*Goal*. Transcribe the listing that follows in full, omitting pictures.

*Records provided*.
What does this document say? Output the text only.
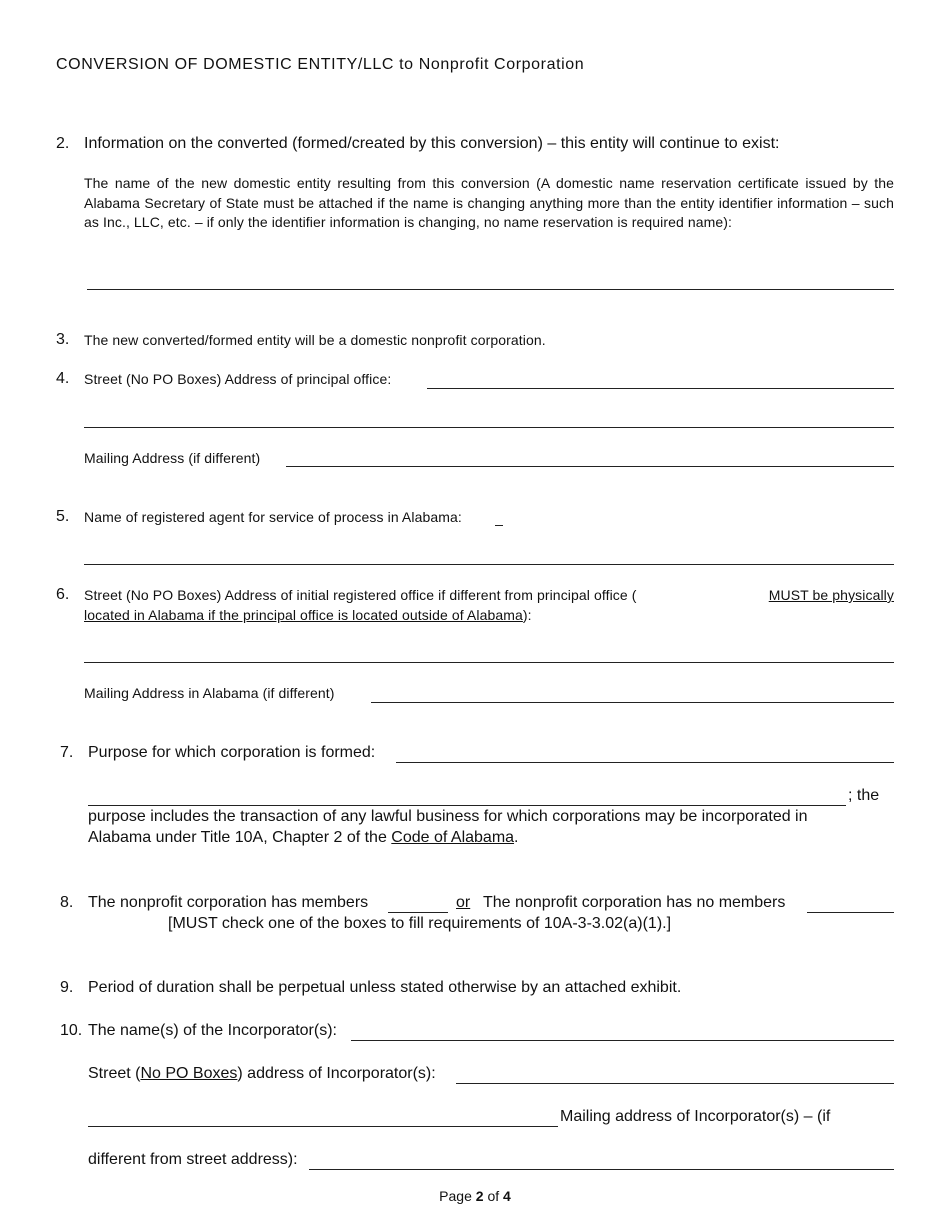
CONVERSION OF DOMESTIC ENTITY/LLC to Nonprofit Corporation
2. Information on the converted (formed/created by this conversion) – this entity will continue to exist:
The name of the new domestic entity resulting from this conversion (A domestic name reservation certificate issued by the Alabama Secretary of State must be attached if the name is changing anything more than the entity identifier information – such as Inc., LLC, etc. – if only the identifier information is changing, no name reservation is required name):
3. The new converted/formed entity will be a domestic nonprofit corporation.
4. Street (No PO Boxes) Address of principal office:
Mailing Address (if different)
5. Name of registered agent for service of process in Alabama:
6. Street (No PO Boxes) Address of initial registered office if different from principal office (	MUST be physically
located in Alabama if the principal office is located outside of Alabama):
Mailing Address in Alabama (if different)
7. Purpose for which corporation is formed:
; the
purpose includes the transaction of any lawful business for which corporations may be incorporated in
Alabama under Title 10A, Chapter 2 of the Code of Alabama.
8. The nonprofit corporation has members	or The nonprofit corporation has no members
[MUST check one of the boxes to fill requirements of 10A-3-3.02(a)(1).]
9. Period of duration shall be perpetual unless stated otherwise by an attached exhibit.
10. The name(s) of the Incorporator(s):
Street (No PO Boxes) address of Incorporator(s):
Mailing address of Incorporator(s) – (if
different from street address):
Page 2 of 4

*Exercise answer*.
What does this document say? Output the text only.
CONVERSION OF DOMESTIC ENTITY/LLC to Nonprofit Corporation
2. Information on the converted (formed/created by this conversion) – this entity will continue to exist:
The name of the new domestic entity resulting from this conversion (A domestic name reservation certificate issued by the Alabama Secretary of State must be attached if the name is changing anything more than the entity identifier information – such as Inc., LLC, etc. – if only the identifier information is changing, no name reservation is required name):
3. The new converted/formed entity will be a domestic nonprofit corporation.
4. Street (No PO Boxes) Address of principal office:
Mailing Address (if different)
5. Name of registered agent for service of process in Alabama:
6. Street (No PO Boxes) Address of initial registered office if different from principal office (	MUST be physically
located in Alabama if the principal office is located outside of Alabama):
Mailing Address in Alabama (if different)
7. Purpose for which corporation is formed:
; the
purpose includes the transaction of any lawful business for which corporations may be incorporated in
Alabama under Title 10A, Chapter 2 of the Code of Alabama.
8. The nonprofit corporation has members	or The nonprofit corporation has no members
[MUST check one of the boxes to fill requirements of 10A-3-3.02(a)(1).]
9. Period of duration shall be perpetual unless stated otherwise by an attached exhibit.
10. The name(s) of the Incorporator(s):
Street (No PO Boxes) address of Incorporator(s):
Mailing address of Incorporator(s) – (if
different from street address):
Page 2 of 4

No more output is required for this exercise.